### Tarefas propostas
• a. Segundo o texto sobre José Lourenço, em que ano ele decidiu ficar na tipografia ao visitar Juazeiro?
• b. Reproduza do texto sobre José Lourenço tudo o que vai de "Na juventude, passou" até "tipógrafo e impressor.".

### Documento de origem

——————————

“Eu digo que a arte me escolheu. Eu saí, voltei e não saí mais.” – José Lourenço
História de vida
José Lourenço Gonzaga (1964), também conhecido como Zé Lourenço, nasceu em Juazeiro do Norte – CE, “aos pés da Igreja Nossa Senhora das Dores”. Atualmente é o maior xilógrafo do Ceará e um dos mais importantes do Brasil.
Sua mãe vendia frutas e verduras no mercado, e seu pai era agricultor. Seu avô, Pedro Gonzaga, era tipógrafo e trabalhava na antiga tipografia São Francisco, que mais tarde seria rebatizada de Lira Nordestina. Atraído pelo mundo das letras, gravuras e papéis de seu avô, Zé Lourenço cresceu brincando na gráfica, varrendo aparas de papel e dobrando cordéis recém-impressos. Também foi na gráfica que aprendeu a ler e a escrever, apesar de ter frequentado a escola até a quarta série.
Na juventude, passou algum tempo viajando entre Iguatu e Juazeiro do Norte para trabalhar na roça com o pai, principalmente em plantações de algodão. Em 1983, ao visitar Juazeiro e a tipografia, decidiu ficar ali. Seguindo os passos do avô, começou a trabalhar como tipógrafo e impressor.
A xilogravura entrou em sua vida entre 1985 e 1986, ao perceber que faltavam xilógrafos para criar as capas de cordéis:
“Nessa época tinha o mestre Stênio Diniz e o mestre Abraão Batista. Diniz tinha viajado para a Alemanha e o mestre Abraão Batista dava aula, ele era professor universitário. Então, Expedito, que era o gerente da gráfica, ficava maluco porque o pessoal dessa época só queria que as capas fossem em xilogravura, porque era uma arte a mais: a arte do desenho, a arte de entalhar a madeira e a arte gráfica. E o Expedito ficava doido para alguém fazer as capas. Aí um dia, eu vendo isso, comecei a tentar fazer uma capa de cordel. Até copiei a capa de um cordel chamado ‘Zezinho e Mariquinha’. Mas não gostei, cortei o olho do homem e a boca da mulher ficou toda torta, e joguei pra lá, dizendo que aquilo não era pra mim não.” – José Lourenço.

——————————

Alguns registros
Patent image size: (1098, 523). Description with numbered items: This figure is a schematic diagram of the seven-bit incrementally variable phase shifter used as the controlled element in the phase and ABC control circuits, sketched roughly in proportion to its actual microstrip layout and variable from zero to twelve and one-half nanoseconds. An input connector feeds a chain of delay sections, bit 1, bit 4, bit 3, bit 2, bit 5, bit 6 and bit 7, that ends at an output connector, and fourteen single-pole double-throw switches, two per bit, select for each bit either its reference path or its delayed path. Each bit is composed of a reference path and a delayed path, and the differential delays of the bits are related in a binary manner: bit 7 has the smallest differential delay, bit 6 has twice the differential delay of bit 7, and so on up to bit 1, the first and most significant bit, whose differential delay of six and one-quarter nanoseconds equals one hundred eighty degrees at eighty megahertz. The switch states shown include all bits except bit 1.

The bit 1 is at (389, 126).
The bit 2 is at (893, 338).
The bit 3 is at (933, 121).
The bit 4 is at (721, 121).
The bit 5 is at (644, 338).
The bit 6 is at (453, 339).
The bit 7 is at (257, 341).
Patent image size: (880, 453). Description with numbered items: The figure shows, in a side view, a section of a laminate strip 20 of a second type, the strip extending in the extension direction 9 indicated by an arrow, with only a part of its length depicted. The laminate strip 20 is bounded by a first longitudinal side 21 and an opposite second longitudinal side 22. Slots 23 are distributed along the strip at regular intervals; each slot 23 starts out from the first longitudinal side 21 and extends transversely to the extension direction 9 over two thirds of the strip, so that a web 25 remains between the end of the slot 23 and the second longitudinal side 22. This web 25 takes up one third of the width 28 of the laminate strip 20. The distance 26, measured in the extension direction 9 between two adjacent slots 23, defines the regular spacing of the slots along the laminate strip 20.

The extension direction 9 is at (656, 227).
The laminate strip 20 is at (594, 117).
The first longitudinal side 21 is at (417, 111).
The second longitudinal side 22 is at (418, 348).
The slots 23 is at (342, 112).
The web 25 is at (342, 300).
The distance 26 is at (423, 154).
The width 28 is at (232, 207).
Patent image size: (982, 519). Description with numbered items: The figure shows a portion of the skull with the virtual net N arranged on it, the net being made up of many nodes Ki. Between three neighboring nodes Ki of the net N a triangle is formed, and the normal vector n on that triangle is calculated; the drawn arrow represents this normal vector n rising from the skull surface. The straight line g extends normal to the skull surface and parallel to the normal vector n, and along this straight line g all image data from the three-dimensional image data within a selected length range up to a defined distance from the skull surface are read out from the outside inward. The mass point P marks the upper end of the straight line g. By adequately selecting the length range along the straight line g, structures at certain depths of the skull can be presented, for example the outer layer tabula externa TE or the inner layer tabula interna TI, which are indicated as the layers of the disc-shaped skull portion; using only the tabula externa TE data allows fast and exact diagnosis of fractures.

——————————

### Respostas abaixo
• a. Em 1983.

• b.
Na juventude, passou algum tempo viajando entre Iguatu e Juazeiro do Norte para trabalhar na roça com o pai, principalmente em plantações de algodão. Em 1983, ao visitar Juazeiro e a tipografia, decidiu ficar ali. Seguindo os passos do avô, começou a trabalhar como tipógrafo e impressor.